Figure record listings:

++++++++

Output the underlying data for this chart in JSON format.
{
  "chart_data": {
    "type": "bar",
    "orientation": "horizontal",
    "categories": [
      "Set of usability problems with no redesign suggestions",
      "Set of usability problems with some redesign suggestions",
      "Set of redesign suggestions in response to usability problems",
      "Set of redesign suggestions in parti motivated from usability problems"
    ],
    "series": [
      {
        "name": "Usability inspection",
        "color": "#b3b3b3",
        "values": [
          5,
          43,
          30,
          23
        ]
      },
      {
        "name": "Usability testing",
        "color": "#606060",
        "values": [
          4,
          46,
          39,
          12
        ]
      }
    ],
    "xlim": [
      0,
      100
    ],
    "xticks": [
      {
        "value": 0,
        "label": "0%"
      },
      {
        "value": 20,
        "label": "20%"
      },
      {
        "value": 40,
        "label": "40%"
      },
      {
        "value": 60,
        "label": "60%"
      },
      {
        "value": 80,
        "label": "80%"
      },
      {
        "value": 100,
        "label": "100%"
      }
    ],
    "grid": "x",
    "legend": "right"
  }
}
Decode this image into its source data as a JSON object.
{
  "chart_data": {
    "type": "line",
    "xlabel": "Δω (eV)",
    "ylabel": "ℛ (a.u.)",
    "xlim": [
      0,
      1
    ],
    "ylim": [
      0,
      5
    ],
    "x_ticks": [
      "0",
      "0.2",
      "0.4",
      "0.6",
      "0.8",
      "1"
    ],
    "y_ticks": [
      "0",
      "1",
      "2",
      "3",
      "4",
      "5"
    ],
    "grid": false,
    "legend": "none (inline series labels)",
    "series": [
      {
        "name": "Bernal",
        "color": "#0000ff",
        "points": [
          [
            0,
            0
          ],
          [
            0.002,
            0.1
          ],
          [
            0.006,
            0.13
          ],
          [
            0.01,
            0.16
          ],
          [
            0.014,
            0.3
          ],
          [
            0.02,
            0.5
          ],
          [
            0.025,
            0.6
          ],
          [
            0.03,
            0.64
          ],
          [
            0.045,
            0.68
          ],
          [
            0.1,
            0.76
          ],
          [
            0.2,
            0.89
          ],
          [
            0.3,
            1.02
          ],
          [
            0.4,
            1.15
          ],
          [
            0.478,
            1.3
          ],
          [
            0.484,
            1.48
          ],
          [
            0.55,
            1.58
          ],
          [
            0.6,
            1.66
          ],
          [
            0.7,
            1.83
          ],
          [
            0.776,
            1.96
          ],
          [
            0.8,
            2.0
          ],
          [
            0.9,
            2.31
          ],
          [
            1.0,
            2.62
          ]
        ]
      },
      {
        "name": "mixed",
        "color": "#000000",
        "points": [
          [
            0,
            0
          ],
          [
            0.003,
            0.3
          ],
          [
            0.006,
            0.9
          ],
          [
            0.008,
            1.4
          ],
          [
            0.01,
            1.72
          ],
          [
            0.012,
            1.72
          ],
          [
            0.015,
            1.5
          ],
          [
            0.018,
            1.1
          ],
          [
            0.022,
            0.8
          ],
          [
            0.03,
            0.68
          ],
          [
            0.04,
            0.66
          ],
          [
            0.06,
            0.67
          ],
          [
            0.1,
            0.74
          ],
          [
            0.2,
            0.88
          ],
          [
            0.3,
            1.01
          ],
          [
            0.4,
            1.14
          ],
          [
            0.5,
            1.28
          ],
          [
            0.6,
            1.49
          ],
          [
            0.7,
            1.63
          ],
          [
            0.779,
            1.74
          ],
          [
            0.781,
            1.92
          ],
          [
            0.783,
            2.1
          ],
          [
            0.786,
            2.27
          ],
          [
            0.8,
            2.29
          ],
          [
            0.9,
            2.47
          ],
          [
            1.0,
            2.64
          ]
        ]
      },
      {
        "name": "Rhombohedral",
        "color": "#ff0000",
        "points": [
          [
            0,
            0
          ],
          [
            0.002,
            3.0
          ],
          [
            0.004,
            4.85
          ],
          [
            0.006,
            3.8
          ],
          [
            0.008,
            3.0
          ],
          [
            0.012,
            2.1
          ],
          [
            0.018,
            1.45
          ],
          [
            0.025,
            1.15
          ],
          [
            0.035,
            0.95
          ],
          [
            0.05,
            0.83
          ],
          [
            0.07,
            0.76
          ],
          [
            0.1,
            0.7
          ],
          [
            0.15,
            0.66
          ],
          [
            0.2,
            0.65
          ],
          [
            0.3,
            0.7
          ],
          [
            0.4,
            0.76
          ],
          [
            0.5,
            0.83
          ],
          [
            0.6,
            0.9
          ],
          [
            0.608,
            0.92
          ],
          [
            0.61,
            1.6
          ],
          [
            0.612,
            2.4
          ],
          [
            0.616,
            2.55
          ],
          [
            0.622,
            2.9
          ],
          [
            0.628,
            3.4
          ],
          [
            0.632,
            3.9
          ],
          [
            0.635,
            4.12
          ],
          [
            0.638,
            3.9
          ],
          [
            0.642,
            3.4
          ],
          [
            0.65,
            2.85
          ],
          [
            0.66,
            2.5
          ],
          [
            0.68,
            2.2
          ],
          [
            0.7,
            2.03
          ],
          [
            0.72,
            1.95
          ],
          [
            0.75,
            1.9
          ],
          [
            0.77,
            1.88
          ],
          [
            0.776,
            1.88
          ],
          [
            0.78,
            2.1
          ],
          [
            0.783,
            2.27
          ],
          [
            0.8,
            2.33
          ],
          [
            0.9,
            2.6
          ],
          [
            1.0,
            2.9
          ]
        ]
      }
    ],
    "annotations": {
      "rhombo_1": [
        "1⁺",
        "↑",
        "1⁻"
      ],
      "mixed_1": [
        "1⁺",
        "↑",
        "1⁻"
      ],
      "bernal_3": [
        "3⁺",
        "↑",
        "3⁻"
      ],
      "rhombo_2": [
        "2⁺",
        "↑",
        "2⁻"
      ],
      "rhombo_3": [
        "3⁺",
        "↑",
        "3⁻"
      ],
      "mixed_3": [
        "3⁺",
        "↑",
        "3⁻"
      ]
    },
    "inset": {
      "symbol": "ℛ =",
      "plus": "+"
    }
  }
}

++++++++

Written problem =
Look for lines containing the string "redesign" and copy them all.

Right answer =
      "Set of usability problems with no redesign suggestions",
      "Set of usability problems with some redesign suggestions",
      "Set of redesign suggestions in response to usability problems",
      "Set of redesign suggestions in parti motivated from usability problems"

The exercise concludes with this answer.